**WHAT YOU SHOULD DO**: Repeat the material in full. Keep every line exactly as it is.

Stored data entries
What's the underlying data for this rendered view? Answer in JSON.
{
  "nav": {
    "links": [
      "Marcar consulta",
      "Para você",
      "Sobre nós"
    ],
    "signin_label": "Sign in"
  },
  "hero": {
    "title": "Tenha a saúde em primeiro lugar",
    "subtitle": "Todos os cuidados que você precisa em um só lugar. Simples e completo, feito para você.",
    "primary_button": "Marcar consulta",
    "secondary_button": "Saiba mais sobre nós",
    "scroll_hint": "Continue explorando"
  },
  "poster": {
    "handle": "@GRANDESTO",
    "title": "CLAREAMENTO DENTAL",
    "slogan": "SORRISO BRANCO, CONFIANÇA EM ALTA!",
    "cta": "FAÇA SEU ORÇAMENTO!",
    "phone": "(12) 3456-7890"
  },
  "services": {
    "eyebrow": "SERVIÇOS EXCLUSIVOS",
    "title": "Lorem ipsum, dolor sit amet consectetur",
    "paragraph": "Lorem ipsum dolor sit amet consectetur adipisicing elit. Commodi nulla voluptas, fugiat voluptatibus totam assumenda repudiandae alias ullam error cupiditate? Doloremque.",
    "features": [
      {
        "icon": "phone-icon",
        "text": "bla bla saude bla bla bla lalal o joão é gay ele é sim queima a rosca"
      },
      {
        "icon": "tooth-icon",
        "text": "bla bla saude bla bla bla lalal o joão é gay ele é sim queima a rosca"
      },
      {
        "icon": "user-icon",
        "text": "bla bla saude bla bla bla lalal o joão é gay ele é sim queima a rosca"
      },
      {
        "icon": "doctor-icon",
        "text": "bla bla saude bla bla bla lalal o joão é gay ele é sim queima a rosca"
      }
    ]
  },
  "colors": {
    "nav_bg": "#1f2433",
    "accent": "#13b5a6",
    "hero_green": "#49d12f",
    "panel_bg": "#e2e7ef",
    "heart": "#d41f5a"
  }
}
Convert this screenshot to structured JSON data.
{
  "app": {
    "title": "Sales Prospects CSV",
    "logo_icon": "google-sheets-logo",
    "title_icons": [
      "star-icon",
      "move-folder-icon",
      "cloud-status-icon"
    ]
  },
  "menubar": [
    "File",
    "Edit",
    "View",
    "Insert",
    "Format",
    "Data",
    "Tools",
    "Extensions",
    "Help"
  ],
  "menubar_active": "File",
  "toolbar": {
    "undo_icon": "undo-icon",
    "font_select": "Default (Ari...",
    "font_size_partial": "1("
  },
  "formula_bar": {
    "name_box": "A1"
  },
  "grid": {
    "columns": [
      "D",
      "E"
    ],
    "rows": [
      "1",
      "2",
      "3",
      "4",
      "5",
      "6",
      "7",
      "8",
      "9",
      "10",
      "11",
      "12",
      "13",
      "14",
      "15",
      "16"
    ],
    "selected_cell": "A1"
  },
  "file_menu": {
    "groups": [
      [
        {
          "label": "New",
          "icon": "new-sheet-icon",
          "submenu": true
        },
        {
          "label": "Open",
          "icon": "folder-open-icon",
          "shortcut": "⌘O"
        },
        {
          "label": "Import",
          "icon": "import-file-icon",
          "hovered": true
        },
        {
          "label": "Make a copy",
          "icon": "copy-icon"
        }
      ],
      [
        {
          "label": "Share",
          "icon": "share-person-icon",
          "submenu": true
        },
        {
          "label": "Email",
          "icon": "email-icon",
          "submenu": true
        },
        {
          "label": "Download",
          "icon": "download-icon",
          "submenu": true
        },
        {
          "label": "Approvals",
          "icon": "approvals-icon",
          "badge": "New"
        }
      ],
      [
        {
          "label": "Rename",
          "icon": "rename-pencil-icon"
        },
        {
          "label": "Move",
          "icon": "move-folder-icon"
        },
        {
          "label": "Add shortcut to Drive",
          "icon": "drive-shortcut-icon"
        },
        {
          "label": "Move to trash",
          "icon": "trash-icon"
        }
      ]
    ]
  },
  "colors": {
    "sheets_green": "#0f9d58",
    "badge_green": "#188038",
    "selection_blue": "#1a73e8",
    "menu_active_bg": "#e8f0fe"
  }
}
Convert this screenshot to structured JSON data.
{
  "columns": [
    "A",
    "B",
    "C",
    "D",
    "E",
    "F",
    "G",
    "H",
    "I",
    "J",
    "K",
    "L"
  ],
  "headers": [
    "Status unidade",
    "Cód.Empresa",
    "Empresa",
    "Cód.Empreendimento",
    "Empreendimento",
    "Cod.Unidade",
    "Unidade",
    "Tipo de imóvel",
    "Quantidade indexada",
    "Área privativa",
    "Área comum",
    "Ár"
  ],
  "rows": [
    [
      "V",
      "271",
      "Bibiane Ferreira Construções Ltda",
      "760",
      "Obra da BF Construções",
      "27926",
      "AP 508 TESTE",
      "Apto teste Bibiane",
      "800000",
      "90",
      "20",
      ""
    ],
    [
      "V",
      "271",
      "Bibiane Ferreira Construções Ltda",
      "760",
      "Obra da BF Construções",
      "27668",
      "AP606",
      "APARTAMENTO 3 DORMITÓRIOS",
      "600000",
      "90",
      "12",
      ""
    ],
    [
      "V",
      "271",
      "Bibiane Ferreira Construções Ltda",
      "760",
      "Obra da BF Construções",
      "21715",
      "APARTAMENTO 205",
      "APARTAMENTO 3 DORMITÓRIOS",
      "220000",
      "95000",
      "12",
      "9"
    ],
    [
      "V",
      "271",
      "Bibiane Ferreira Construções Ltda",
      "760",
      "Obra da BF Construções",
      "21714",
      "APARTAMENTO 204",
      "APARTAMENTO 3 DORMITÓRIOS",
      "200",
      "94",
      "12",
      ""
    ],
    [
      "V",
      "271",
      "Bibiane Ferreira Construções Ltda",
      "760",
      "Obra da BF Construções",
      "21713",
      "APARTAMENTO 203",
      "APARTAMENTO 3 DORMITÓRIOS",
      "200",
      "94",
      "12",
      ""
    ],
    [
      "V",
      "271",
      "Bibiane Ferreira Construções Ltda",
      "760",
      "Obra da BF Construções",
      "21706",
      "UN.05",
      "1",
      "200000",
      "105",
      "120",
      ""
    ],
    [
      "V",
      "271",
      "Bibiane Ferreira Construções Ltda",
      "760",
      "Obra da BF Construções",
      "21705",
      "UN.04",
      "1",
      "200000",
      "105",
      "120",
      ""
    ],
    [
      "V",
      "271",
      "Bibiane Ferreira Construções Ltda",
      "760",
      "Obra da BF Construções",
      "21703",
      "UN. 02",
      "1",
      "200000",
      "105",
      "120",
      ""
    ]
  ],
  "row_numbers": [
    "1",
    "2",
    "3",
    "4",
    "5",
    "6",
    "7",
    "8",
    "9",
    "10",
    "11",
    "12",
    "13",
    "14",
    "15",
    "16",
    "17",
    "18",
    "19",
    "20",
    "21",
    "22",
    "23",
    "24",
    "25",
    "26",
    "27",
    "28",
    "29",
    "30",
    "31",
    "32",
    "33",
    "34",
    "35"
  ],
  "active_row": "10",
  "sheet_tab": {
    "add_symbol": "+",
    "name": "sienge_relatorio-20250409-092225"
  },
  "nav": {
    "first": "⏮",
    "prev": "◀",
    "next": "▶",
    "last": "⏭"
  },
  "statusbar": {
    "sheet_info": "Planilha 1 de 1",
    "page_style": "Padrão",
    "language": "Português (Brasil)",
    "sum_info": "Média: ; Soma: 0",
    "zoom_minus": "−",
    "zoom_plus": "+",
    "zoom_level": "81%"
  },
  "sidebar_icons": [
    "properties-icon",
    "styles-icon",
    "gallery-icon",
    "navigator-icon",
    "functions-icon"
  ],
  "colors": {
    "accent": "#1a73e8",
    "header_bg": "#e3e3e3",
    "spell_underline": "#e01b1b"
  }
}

**SOLUTION TO THIS PROBLEM**:
What's the underlying data for this rendered view? Answer in JSON.
{
  "nav": {
    "links": [
      "Marcar consulta",
      "Para você",
      "Sobre nós"
    ],
    "signin_label": "Sign in"
  },
  "hero": {
    "title": "Tenha a saúde em primeiro lugar",
    "subtitle": "Todos os cuidados que você precisa em um só lugar. Simples e completo, feito para você.",
    "primary_button": "Marcar consulta",
    "secondary_button": "Saiba mais sobre nós",
    "scroll_hint": "Continue explorando"
  },
  "poster": {
    "handle": "@GRANDESTO",
    "title": "CLAREAMENTO DENTAL",
    "slogan": "SORRISO BRANCO, CONFIANÇA EM ALTA!",
    "cta": "FAÇA SEU ORÇAMENTO!",
    "phone": "(12) 3456-7890"
  },
  "services": {
    "eyebrow": "SERVIÇOS EXCLUSIVOS",
    "title": "Lorem ipsum, dolor sit amet consectetur",
    "paragraph": "Lorem ipsum dolor sit amet consectetur adipisicing elit. Commodi nulla voluptas, fugiat voluptatibus totam assumenda repudiandae alias ullam error cupiditate? Doloremque.",
    "features": [
      {
        "icon": "phone-icon",
        "text": "bla bla saude bla bla bla lalal o joão é gay ele é sim queima a rosca"
      },
      {
        "icon": "tooth-icon",
        "text": "bla bla saude bla bla bla lalal o joão é gay ele é sim queima a rosca"
      },
      {
        "icon": "user-icon",
        "text": "bla bla saude bla bla bla lalal o joão é gay ele é sim queima a rosca"
      },
      {
        "icon": "doctor-icon",
        "text": "bla bla saude bla bla bla lalal o joão é gay ele é sim queima a rosca"
      }
    ]
  },
  "colors": {
    "nav_bg": "#1f2433",
    "accent": "#13b5a6",
    "hero_green": "#49d12f",
    "panel_bg": "#e2e7ef",
    "heart": "#d41f5a"
  }
}
Convert this screenshot to structured JSON data.
{
  "app": {
    "title": "Sales Prospects CSV",
    "logo_icon": "google-sheets-logo",
    "title_icons": [
      "star-icon",
      "move-folder-icon",
      "cloud-status-icon"
    ]
  },
  "menubar": [
    "File",
    "Edit",
    "View",
    "Insert",
    "Format",
    "Data",
    "Tools",
    "Extensions",
    "Help"
  ],
  "menubar_active": "File",
  "toolbar": {
    "undo_icon": "undo-icon",
    "font_select": "Default (Ari...",
    "font_size_partial": "1("
  },
  "formula_bar": {
    "name_box": "A1"
  },
  "grid": {
    "columns": [
      "D",
      "E"
    ],
    "rows": [
      "1",
      "2",
      "3",
      "4",
      "5",
      "6",
      "7",
      "8",
      "9",
      "10",
      "11",
      "12",
      "13",
      "14",
      "15",
      "16"
    ],
    "selected_cell": "A1"
  },
  "file_menu": {
    "groups": [
      [
        {
          "label": "New",
          "icon": "new-sheet-icon",
          "submenu": true
        },
        {
          "label": "Open",
          "icon": "folder-open-icon",
          "shortcut": "⌘O"
        },
        {
          "label": "Import",
          "icon": "import-file-icon",
          "hovered": true
        },
        {
          "label": "Make a copy",
          "icon": "copy-icon"
        }
      ],
      [
        {
          "label": "Share",
          "icon": "share-person-icon",
          "submenu": true
        },
        {
          "label": "Email",
          "icon": "email-icon",
          "submenu": true
        },
        {
          "label": "Download",
          "icon": "download-icon",
          "submenu": true
        },
        {
          "label": "Approvals",
          "icon": "approvals-icon",
          "badge": "New"
        }
      ],
      [
        {
          "label": "Rename",
          "icon": "rename-pencil-icon"
        },
        {
          "label": "Move",
          "icon": "move-folder-icon"
        },
        {
          "label": "Add shortcut to Drive",
          "icon": "drive-shortcut-icon"
        },
        {
          "label": "Move to trash",
          "icon": "trash-icon"
        }
      ]
    ]
  },
  "colors": {
    "sheets_green": "#0f9d58",
    "badge_green": "#188038",
    "selection_blue": "#1a73e8",
    "menu_active_bg": "#e8f0fe"
  }
}
Convert this screenshot to structured JSON data.
{
  "columns": [
    "A",
    "B",
    "C",
    "D",
    "E",
    "F",
    "G",
    "H",
    "I",
    "J",
    "K",
    "L"
  ],
  "headers": [
    "Status unidade",
    "Cód.Empresa",
    "Empresa",
    "Cód.Empreendimento",
    "Empreendimento",
    "Cod.Unidade",
    "Unidade",
    "Tipo de imóvel",
    "Quantidade indexada",
    "Área privativa",
    "Área comum",
    "Ár"
  ],
  "rows": [
    [
      "V",
      "271",
      "Bibiane Ferreira Construções Ltda",
      "760",
      "Obra da BF Construções",
      "27926",
      "AP 508 TESTE",
      "Apto teste Bibiane",
      "800000",
      "90",
      "20",
      ""
    ],
    [
      "V",
      "271",
      "Bibiane Ferreira Construções Ltda",
      "760",
      "Obra da BF Construções",
      "27668",
      "AP606",
      "APARTAMENTO 3 DORMITÓRIOS",
      "600000",
      "90",
      "12",
      ""
    ],
    [
      "V",
      "271",
      "Bibiane Ferreira Construções Ltda",
      "760",
      "Obra da BF Construções",
      "21715",
      "APARTAMENTO 205",
      "APARTAMENTO 3 DORMITÓRIOS",
      "220000",
      "95000",
      "12",
      "9"
    ],
    [
      "V",
      "271",
      "Bibiane Ferreira Construções Ltda",
      "760",
      "Obra da BF Construções",
      "21714",
      "APARTAMENTO 204",
      "APARTAMENTO 3 DORMITÓRIOS",
      "200",
      "94",
      "12",
      ""
    ],
    [
      "V",
      "271",
      "Bibiane Ferreira Construções Ltda",
      "760",
      "Obra da BF Construções",
      "21713",
      "APARTAMENTO 203",
      "APARTAMENTO 3 DORMITÓRIOS",
      "200",
      "94",
      "12",
      ""
    ],
    [
      "V",
      "271",
      "Bibiane Ferreira Construções Ltda",
      "760",
      "Obra da BF Construções",
      "21706",
      "UN.05",
      "1",
      "200000",
      "105",
      "120",
      ""
    ],
    [
      "V",
      "271",
      "Bibiane Ferreira Construções Ltda",
      "760",
      "Obra da BF Construções",
      "21705",
      "UN.04",
      "1",
      "200000",
      "105",
      "120",
      ""
    ],
    [
      "V",
      "271",
      "Bibiane Ferreira Construções Ltda",
      "760",
      "Obra da BF Construções",
      "21703",
      "UN. 02",
      "1",
      "200000",
      "105",
      "120",
      ""
    ]
  ],
  "row_numbers": [
    "1",
    "2",
    "3",
    "4",
    "5",
    "6",
    "7",
    "8",
    "9",
    "10",
    "11",
    "12",
    "13",
    "14",
    "15",
    "16",
    "17",
    "18",
    "19",
    "20",
    "21",
    "22",
    "23",
    "24",
    "25",
    "26",
    "27",
    "28",
    "29",
    "30",
    "31",
    "32",
    "33",
    "34",
    "35"
  ],
  "active_row": "10",
  "sheet_tab": {
    "add_symbol": "+",
    "name": "sienge_relatorio-20250409-092225"
  },
  "nav": {
    "first": "⏮",
    "prev": "◀",
    "next": "▶",
    "last": "⏭"
  },
  "statusbar": {
    "sheet_info": "Planilha 1 de 1",
    "page_style": "Padrão",
    "language": "Português (Brasil)",
    "sum_info": "Média: ; Soma: 0",
    "zoom_minus": "−",
    "zoom_plus": "+",
    "zoom_level": "81%"
  },
  "sidebar_icons": [
    "properties-icon",
    "styles-icon",
    "gallery-icon",
    "navigator-icon",
    "functions-icon"
  ],
  "colors": {
    "accent": "#1a73e8",
    "header_bg": "#e3e3e3",
    "spell_underline": "#e01b1b"
  }
}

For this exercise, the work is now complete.